**PROBLEM TO WORK ON**
Below are some records. Quote exactly the lines from the one that contains "Enumerate this screenshot's" through the last, both included, and leave out the pictures.

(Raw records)
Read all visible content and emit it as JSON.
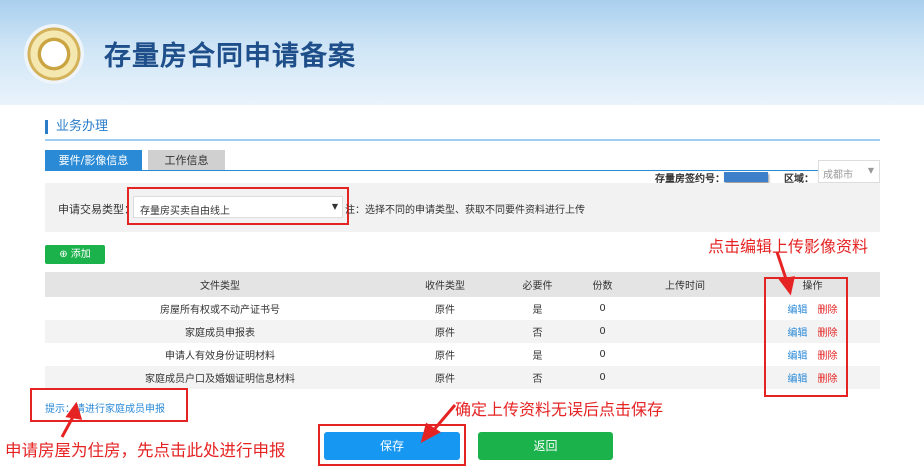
{
  "header": {
    "title": "存量房合同申请备案"
  },
  "section": {
    "title": "业务办理"
  },
  "tabs": [
    {
      "label": "要件/影像信息",
      "active": true
    },
    {
      "label": "工作信息",
      "active": false
    }
  ],
  "contract": {
    "label": "存量房签约号：",
    "region_label": "区域：",
    "region_value": "成都市"
  },
  "filter": {
    "label": "申请交易类型：",
    "value": "存量房买卖自由线上",
    "note": "注：选择不同的申请类型、获取不同要件资料进行上传"
  },
  "add_button": "添加",
  "table": {
    "headers": [
      "文件类型",
      "收件类型",
      "必要件",
      "份数",
      "上传时间",
      "操作"
    ],
    "rows": [
      {
        "type": "房屋所有权或不动产证书号",
        "receive": "原件",
        "required": "是",
        "count": "0",
        "time": ""
      },
      {
        "type": "家庭成员申报表",
        "receive": "原件",
        "required": "否",
        "count": "0",
        "time": ""
      },
      {
        "type": "申请人有效身份证明材料",
        "receive": "原件",
        "required": "是",
        "count": "0",
        "time": ""
      },
      {
        "type": "家庭成员户口及婚姻证明信息材料",
        "receive": "原件",
        "required": "否",
        "count": "0",
        "time": ""
      }
    ],
    "edit": "编辑",
    "delete": "删除"
  },
  "hint": {
    "prefix": "提示：",
    "link": "请进行家庭成员申报"
  },
  "buttons": {
    "save": "保存",
    "back": "返回"
  },
  "annotations": {
    "edit": "点击编辑上传影像资料",
    "save": "确定上传资料无误后点击保存",
    "hint": "申请房屋为住房，先点击此处进行申报"
  }
}
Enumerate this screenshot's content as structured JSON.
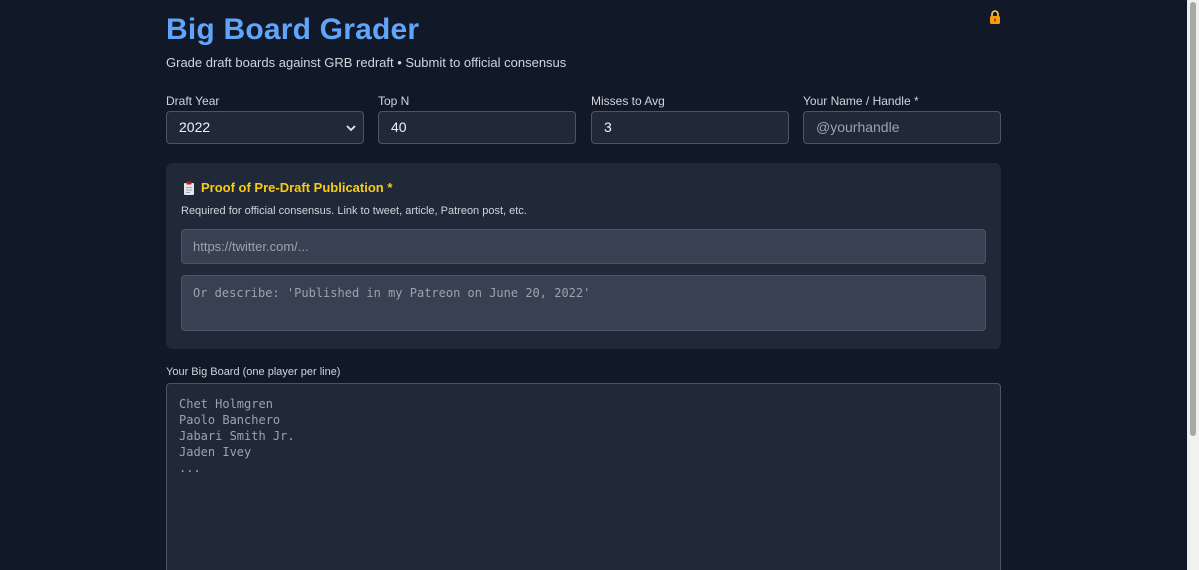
{
  "header": {
    "title": "Big Board Grader",
    "subtitle": "Grade draft boards against GRB redraft • Submit to official consensus"
  },
  "fields": {
    "draft_year": {
      "label": "Draft Year",
      "value": "2022"
    },
    "top_n": {
      "label": "Top N",
      "value": "40"
    },
    "misses_to_avg": {
      "label": "Misses to Avg",
      "value": "3"
    },
    "name_handle": {
      "label": "Your Name / Handle *",
      "placeholder": "@yourhandle"
    }
  },
  "proof": {
    "title": "Proof of Pre-Draft Publication *",
    "description": "Required for official consensus. Link to tweet, article, Patreon post, etc.",
    "url_placeholder": "https://twitter.com/...",
    "text_placeholder": "Or describe: 'Published in my Patreon on June 20, 2022'"
  },
  "board": {
    "label": "Your Big Board (one player per line)",
    "placeholder_lines": [
      "Chet Holmgren",
      "Paolo Banchero",
      "Jabari Smith Jr.",
      "Jaden Ivey",
      "..."
    ]
  },
  "colors": {
    "background": "#111827",
    "panel": "#1f2937",
    "accent": "#60a5fa",
    "highlight": "#facc15"
  },
  "icons": {
    "lock": "lock-icon",
    "clipboard": "clipboard-icon",
    "chevron": "chevron-down-icon"
  }
}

**OUTPUT**
Enumerate this screenshot's content as structured JSON.
{
  "header": {
    "title": "Big Board Grader",
    "subtitle": "Grade draft boards against GRB redraft • Submit to official consensus"
  },
  "fields": {
    "draft_year": {
      "label": "Draft Year",
      "value": "2022"
    },
    "top_n": {
      "label": "Top N",
      "value": "40"
    },
    "misses_to_avg": {
      "label": "Misses to Avg",
      "value": "3"
    },
    "name_handle": {
      "label": "Your Name / Handle *",
      "placeholder": "@yourhandle"
    }
  },
  "proof": {
    "title": "Proof of Pre-Draft Publication *",
    "description": "Required for official consensus. Link to tweet, article, Patreon post, etc.",
    "url_placeholder": "https://twitter.com/...",
    "text_placeholder": "Or describe: 'Published in my Patreon on June 20, 2022'"
  },
  "board": {
    "label": "Your Big Board (one player per line)",
    "placeholder_lines": [
      "Chet Holmgren",
      "Paolo Banchero",
      "Jabari Smith Jr.",
      "Jaden Ivey",
      "..."
    ]
  },
  "colors": {
    "background": "#111827",
    "panel": "#1f2937",
    "accent": "#60a5fa",
    "highlight": "#facc15"
  },
  "icons": {
    "lock": "lock-icon",
    "clipboard": "clipboard-icon",
    "chevron": "chevron-down-icon"
  }
}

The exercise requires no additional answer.